YOUR OBJECTIVE ▸ Check each line of the data below for the word "Переломы", then extract the ones that have it.

[Collected data]
· · · ·

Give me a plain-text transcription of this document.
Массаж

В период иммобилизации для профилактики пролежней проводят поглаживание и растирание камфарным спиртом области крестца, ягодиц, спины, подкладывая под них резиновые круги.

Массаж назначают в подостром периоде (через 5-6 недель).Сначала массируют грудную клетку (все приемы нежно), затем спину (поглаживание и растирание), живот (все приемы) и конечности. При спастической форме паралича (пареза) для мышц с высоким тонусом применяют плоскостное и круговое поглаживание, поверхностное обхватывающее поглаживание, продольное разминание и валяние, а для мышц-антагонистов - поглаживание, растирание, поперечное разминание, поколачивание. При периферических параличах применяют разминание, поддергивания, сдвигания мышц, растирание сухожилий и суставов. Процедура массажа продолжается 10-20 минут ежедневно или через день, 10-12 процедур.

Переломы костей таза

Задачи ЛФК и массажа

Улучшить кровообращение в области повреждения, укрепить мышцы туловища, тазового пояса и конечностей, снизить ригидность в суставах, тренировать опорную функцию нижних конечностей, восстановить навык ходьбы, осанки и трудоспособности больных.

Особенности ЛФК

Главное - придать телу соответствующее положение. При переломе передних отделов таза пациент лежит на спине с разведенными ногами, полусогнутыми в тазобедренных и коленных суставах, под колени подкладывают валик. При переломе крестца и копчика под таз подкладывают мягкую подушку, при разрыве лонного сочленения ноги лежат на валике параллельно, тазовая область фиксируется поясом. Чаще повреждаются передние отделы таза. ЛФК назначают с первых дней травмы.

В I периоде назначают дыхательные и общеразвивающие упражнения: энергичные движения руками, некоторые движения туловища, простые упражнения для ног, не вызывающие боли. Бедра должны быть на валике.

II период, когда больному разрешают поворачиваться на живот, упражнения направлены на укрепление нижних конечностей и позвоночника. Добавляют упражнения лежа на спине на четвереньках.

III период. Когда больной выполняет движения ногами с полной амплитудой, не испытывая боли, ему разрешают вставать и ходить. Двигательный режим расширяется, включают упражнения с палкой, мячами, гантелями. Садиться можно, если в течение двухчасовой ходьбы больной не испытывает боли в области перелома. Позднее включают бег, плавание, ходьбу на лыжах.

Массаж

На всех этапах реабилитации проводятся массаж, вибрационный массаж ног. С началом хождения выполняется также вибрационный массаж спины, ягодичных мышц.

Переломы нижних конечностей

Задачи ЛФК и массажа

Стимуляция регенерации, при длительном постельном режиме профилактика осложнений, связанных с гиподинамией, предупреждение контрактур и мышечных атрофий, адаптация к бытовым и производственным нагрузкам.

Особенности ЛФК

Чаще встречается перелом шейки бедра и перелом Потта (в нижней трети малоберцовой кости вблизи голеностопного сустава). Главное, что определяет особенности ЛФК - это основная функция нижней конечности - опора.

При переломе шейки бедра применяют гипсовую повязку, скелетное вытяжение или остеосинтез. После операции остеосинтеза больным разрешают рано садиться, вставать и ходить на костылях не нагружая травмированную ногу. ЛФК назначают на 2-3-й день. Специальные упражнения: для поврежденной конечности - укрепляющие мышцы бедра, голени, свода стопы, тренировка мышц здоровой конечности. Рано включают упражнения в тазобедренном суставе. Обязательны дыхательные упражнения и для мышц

· · · ·

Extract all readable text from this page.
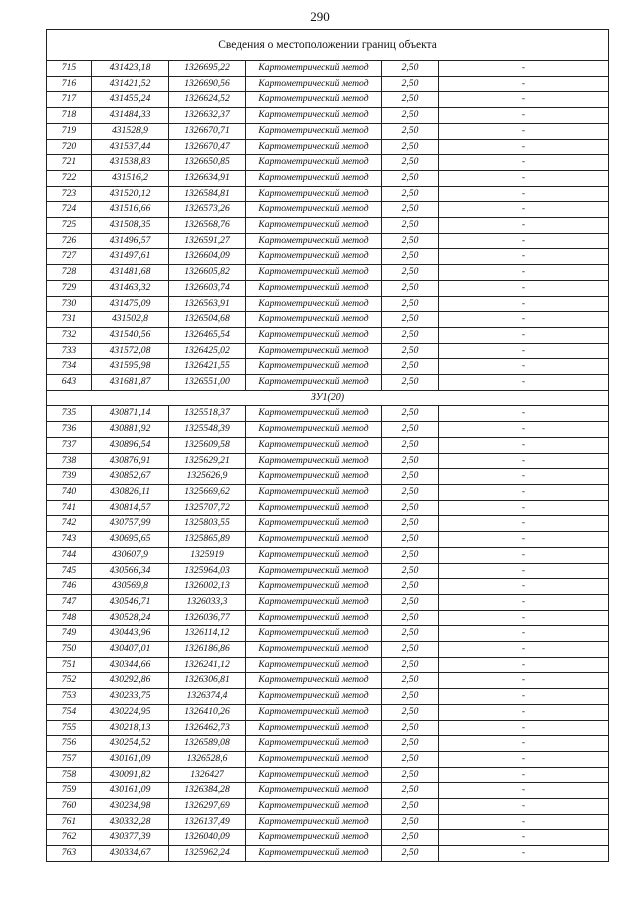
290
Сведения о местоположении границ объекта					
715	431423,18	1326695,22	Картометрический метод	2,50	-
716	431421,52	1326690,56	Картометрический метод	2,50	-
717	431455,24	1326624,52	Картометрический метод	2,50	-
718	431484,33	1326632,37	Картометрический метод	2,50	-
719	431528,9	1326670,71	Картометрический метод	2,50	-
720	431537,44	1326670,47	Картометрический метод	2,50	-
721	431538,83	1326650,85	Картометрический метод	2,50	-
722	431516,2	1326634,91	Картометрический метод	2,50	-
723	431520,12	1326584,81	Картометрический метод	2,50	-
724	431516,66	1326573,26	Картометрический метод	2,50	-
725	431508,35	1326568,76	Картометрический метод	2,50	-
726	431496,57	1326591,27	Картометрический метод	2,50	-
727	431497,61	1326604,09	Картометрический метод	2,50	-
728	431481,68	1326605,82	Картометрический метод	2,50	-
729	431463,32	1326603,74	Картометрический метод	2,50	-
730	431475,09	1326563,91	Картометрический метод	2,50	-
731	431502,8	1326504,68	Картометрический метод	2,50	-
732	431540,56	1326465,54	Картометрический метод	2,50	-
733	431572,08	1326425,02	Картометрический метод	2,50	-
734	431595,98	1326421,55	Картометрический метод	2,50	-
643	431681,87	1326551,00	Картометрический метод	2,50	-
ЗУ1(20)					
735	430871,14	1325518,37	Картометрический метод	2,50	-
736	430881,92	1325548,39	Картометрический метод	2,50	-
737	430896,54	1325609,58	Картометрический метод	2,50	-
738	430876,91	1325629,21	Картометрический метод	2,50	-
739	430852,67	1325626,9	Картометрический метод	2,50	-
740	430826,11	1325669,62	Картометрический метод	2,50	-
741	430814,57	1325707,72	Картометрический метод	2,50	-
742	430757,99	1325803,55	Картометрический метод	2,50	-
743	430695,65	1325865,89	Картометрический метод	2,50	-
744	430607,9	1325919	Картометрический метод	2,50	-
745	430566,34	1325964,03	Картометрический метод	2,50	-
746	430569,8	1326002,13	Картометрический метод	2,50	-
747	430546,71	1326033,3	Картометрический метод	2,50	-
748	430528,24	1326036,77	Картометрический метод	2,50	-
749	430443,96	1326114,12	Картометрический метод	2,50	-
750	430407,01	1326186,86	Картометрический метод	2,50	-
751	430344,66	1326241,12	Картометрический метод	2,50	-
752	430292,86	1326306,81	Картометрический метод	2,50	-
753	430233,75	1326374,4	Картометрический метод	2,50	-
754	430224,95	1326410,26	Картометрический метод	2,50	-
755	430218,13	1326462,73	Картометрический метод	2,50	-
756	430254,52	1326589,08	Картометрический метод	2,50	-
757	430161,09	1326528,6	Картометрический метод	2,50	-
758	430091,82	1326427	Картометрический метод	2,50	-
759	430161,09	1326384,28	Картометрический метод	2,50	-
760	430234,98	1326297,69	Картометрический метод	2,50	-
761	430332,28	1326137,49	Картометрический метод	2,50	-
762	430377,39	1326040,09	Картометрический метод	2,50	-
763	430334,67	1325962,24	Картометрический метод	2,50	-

· · · ·

CORRECT RESULT ▸
Переломы костей таза
Переломы нижних конечностей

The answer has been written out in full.